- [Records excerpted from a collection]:
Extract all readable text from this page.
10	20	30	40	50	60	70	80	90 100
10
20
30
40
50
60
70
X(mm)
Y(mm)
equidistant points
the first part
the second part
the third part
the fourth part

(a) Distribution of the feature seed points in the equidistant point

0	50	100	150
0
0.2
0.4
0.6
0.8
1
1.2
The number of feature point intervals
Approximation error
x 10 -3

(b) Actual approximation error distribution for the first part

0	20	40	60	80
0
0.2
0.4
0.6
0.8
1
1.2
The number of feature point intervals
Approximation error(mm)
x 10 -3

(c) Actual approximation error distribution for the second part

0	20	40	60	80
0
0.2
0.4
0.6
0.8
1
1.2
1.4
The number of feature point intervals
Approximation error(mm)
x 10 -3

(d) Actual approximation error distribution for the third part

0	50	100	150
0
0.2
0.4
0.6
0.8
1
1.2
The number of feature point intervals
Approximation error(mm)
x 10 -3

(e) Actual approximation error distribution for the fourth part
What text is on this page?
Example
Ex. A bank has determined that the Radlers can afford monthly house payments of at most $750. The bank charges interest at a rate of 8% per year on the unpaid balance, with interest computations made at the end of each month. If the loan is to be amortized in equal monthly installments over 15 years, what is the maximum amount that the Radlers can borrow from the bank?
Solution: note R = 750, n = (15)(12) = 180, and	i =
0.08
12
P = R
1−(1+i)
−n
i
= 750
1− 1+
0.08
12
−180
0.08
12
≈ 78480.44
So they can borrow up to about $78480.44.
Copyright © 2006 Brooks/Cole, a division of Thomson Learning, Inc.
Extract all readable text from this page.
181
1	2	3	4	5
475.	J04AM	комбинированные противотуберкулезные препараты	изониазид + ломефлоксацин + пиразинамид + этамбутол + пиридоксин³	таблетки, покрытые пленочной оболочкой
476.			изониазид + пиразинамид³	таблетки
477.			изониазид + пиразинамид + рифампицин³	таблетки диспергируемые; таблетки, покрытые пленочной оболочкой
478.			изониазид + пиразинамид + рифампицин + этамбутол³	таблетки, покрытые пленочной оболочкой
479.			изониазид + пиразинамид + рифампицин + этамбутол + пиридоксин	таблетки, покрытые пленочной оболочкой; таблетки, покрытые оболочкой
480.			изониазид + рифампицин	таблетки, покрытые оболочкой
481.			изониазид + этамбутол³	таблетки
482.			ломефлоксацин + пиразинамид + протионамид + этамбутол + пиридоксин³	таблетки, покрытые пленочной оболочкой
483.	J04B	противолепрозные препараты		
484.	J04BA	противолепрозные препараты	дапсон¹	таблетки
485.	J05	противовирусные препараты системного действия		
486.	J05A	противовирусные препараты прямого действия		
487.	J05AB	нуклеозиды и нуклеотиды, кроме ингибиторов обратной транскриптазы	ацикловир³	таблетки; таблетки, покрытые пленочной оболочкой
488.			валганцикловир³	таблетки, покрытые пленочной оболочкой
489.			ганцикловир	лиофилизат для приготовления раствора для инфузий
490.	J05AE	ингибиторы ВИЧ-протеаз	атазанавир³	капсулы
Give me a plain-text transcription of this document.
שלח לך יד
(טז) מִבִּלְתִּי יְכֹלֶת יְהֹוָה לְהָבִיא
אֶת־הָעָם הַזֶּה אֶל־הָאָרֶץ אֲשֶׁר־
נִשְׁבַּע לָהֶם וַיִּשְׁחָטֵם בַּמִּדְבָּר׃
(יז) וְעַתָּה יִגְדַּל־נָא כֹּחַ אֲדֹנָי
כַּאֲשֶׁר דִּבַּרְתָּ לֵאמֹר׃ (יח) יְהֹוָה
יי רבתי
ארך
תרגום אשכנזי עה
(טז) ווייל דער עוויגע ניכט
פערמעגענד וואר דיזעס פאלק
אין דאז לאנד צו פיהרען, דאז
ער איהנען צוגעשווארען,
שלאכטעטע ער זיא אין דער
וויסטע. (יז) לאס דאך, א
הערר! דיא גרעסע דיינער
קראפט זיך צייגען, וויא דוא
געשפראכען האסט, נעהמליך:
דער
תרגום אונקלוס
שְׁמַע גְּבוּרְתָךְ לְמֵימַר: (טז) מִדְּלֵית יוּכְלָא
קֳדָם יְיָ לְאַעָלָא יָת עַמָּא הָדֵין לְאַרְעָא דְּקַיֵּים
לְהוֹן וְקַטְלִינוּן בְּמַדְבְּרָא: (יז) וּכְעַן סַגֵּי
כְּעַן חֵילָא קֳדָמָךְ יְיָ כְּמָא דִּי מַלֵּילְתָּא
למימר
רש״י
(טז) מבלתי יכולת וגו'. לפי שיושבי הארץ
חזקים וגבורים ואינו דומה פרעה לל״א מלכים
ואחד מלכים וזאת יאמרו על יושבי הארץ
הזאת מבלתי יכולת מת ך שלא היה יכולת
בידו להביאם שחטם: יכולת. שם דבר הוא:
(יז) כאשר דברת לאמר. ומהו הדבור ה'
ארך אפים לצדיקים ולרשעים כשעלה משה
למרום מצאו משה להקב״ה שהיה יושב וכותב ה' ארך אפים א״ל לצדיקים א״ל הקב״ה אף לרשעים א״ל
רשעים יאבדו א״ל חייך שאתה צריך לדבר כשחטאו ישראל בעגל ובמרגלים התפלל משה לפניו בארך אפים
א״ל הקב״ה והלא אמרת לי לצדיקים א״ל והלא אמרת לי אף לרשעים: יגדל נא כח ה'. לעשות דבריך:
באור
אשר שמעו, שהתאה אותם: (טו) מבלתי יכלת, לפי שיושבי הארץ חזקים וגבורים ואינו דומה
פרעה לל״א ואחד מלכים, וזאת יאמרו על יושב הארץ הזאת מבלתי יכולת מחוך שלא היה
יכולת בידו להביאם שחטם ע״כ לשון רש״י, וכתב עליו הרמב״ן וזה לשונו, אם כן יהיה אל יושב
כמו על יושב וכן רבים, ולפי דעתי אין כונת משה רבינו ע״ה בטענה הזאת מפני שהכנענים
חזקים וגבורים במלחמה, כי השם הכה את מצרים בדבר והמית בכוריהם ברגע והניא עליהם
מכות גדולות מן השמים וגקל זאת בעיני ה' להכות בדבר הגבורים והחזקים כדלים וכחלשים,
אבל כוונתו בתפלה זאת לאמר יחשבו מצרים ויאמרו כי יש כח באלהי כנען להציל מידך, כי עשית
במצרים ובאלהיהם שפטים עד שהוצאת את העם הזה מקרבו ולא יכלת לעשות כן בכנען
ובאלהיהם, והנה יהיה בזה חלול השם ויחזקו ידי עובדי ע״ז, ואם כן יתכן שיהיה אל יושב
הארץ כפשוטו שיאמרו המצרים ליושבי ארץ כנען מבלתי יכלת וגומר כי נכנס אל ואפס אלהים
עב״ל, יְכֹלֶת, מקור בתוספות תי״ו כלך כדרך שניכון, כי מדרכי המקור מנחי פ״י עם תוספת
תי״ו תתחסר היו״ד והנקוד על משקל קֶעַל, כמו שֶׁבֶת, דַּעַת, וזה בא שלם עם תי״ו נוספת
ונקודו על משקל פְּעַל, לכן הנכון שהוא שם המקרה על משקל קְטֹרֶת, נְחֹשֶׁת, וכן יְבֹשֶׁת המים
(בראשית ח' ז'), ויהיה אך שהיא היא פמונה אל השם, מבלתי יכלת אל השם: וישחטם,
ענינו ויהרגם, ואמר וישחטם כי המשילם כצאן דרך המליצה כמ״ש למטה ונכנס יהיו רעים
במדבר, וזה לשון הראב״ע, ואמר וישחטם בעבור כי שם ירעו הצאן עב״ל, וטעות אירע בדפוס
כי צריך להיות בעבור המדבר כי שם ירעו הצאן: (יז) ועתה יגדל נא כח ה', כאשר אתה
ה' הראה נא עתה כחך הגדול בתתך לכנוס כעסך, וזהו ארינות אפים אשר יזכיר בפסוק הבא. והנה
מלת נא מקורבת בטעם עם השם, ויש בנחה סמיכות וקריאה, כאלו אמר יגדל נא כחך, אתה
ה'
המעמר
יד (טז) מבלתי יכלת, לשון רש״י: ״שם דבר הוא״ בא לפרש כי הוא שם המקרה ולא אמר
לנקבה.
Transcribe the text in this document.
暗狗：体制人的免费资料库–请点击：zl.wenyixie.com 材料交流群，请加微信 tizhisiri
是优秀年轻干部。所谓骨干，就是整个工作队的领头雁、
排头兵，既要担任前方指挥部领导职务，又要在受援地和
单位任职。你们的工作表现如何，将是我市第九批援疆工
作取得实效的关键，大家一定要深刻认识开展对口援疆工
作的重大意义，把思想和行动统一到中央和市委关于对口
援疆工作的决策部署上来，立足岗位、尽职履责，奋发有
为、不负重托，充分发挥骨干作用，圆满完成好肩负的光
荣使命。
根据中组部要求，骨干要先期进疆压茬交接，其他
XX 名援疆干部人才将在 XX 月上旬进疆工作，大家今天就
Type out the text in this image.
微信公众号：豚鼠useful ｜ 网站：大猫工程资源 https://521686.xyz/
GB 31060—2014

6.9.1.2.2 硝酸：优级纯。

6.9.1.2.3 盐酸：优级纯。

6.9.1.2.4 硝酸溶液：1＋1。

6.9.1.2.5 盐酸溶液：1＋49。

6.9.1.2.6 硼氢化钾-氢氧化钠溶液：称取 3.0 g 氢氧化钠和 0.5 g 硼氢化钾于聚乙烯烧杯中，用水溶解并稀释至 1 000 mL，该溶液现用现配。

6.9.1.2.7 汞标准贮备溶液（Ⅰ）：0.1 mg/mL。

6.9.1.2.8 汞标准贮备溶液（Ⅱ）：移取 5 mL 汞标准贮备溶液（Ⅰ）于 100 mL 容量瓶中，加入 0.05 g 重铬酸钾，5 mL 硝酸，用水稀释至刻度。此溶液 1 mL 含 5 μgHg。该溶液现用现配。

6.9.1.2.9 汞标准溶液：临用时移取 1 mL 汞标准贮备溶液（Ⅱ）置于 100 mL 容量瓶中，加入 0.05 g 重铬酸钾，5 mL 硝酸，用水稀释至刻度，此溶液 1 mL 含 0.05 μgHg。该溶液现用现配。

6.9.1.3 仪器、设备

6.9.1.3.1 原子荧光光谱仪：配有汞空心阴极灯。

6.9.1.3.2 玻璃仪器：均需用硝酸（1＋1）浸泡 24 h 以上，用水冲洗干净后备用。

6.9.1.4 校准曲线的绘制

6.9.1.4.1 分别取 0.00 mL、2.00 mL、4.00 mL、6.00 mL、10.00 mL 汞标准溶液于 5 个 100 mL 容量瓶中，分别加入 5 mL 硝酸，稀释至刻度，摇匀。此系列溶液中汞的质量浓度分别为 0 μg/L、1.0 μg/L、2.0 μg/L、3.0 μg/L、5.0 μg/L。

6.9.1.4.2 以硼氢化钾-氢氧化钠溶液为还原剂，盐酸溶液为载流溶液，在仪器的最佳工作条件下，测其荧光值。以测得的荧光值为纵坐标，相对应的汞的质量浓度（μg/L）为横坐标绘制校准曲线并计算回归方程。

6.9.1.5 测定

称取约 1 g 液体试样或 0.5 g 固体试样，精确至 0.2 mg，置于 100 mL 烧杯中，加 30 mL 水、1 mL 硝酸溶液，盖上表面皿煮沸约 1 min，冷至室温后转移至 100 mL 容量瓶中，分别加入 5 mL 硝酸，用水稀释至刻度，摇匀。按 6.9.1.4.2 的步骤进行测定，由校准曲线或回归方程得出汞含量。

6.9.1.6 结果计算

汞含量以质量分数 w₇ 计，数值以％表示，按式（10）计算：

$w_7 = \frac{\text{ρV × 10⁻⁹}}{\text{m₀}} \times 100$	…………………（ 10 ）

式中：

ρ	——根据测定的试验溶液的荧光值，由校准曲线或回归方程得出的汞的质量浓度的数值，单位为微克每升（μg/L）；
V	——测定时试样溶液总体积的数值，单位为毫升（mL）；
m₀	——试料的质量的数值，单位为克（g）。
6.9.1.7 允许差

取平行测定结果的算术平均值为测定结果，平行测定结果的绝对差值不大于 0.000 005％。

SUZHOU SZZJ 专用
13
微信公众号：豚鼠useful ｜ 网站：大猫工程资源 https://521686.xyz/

- [Prompt]:
Return all the lines that contain the string "ירעו".

- [Task output]:
במדבר, וזה לשון הראב״ע, ואמר וישחטם בעבור כי שם ירעו הצאן עב״ל, וטעות אירע בדפוס
כי צריך להיות בעבור המדבר כי שם ירעו הצאן: (יז) ועתה יגדל נא כח ה', כאשר אתה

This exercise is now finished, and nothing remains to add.